Material for this exercise –
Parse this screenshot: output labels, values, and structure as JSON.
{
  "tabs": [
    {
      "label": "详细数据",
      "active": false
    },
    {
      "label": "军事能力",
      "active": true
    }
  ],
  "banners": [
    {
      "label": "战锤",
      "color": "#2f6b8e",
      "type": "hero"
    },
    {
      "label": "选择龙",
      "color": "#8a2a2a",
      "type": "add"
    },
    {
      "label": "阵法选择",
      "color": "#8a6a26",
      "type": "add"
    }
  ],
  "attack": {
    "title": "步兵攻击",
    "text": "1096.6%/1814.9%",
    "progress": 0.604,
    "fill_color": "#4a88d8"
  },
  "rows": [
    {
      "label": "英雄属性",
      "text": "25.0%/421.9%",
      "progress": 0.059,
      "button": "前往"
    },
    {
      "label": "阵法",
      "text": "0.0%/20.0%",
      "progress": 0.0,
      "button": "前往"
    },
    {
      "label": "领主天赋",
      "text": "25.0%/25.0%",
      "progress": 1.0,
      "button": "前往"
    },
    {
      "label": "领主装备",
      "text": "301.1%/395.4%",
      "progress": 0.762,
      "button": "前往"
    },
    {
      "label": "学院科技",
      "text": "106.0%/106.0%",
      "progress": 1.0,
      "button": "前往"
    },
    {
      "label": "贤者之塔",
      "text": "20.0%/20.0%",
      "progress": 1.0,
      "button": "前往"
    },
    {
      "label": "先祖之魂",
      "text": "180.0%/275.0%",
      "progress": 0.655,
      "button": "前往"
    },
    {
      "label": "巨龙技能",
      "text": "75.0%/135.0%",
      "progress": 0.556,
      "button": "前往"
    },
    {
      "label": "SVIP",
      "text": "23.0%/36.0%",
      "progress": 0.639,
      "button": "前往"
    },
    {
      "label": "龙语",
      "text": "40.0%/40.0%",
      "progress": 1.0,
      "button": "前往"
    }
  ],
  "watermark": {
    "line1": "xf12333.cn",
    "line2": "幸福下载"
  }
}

Given task – Each record above should be returned exactly as it appears.

Correct output –
Parse this screenshot: output labels, values, and structure as JSON.
{
  "tabs": [
    {
      "label": "详细数据",
      "active": false
    },
    {
      "label": "军事能力",
      "active": true
    }
  ],
  "banners": [
    {
      "label": "战锤",
      "color": "#2f6b8e",
      "type": "hero"
    },
    {
      "label": "选择龙",
      "color": "#8a2a2a",
      "type": "add"
    },
    {
      "label": "阵法选择",
      "color": "#8a6a26",
      "type": "add"
    }
  ],
  "attack": {
    "title": "步兵攻击",
    "text": "1096.6%/1814.9%",
    "progress": 0.604,
    "fill_color": "#4a88d8"
  },
  "rows": [
    {
      "label": "英雄属性",
      "text": "25.0%/421.9%",
      "progress": 0.059,
      "button": "前往"
    },
    {
      "label": "阵法",
      "text": "0.0%/20.0%",
      "progress": 0.0,
      "button": "前往"
    },
    {
      "label": "领主天赋",
      "text": "25.0%/25.0%",
      "progress": 1.0,
      "button": "前往"
    },
    {
      "label": "领主装备",
      "text": "301.1%/395.4%",
      "progress": 0.762,
      "button": "前往"
    },
    {
      "label": "学院科技",
      "text": "106.0%/106.0%",
      "progress": 1.0,
      "button": "前往"
    },
    {
      "label": "贤者之塔",
      "text": "20.0%/20.0%",
      "progress": 1.0,
      "button": "前往"
    },
    {
      "label": "先祖之魂",
      "text": "180.0%/275.0%",
      "progress": 0.655,
      "button": "前往"
    },
    {
      "label": "巨龙技能",
      "text": "75.0%/135.0%",
      "progress": 0.556,
      "button": "前往"
    },
    {
      "label": "SVIP",
      "text": "23.0%/36.0%",
      "progress": 0.639,
      "button": "前往"
    },
    {
      "label": "龙语",
      "text": "40.0%/40.0%",
      "progress": 1.0,
      "button": "前往"
    }
  ],
  "watermark": {
    "line1": "xf12333.cn",
    "line2": "幸福下载"
  }
}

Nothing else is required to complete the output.